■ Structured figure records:
========================
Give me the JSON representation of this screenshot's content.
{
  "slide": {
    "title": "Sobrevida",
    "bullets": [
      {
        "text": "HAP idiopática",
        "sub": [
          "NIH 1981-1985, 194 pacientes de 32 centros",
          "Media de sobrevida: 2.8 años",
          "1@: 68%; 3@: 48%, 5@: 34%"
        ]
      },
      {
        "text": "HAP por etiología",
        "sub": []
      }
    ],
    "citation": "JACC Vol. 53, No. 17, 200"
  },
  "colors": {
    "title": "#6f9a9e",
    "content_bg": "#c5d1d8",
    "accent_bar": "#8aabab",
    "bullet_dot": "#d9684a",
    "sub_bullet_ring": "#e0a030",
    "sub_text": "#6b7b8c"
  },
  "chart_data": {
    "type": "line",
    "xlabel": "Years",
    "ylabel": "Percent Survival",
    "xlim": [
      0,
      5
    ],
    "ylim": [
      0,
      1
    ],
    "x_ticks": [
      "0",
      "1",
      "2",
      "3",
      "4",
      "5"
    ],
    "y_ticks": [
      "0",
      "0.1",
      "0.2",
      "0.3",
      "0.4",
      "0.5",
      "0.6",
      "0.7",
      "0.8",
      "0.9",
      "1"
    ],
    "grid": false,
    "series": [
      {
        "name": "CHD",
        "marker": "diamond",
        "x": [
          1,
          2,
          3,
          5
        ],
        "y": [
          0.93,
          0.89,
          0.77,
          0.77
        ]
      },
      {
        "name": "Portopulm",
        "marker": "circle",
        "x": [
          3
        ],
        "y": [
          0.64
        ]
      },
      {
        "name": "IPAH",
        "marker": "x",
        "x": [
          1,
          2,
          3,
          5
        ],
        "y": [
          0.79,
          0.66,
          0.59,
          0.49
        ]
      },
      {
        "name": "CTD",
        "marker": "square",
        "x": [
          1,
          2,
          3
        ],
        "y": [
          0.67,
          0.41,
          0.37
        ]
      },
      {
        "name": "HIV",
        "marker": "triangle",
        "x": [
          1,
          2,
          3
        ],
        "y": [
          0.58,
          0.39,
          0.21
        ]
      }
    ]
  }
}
========================
■ Work instructions: In the listing, find every line containing the word "marker" and list it.

■ Exercise response:
        "marker": "diamond",
        "marker": "circle",
        "marker": "x",
        "marker": "square",
        "marker": "triangle",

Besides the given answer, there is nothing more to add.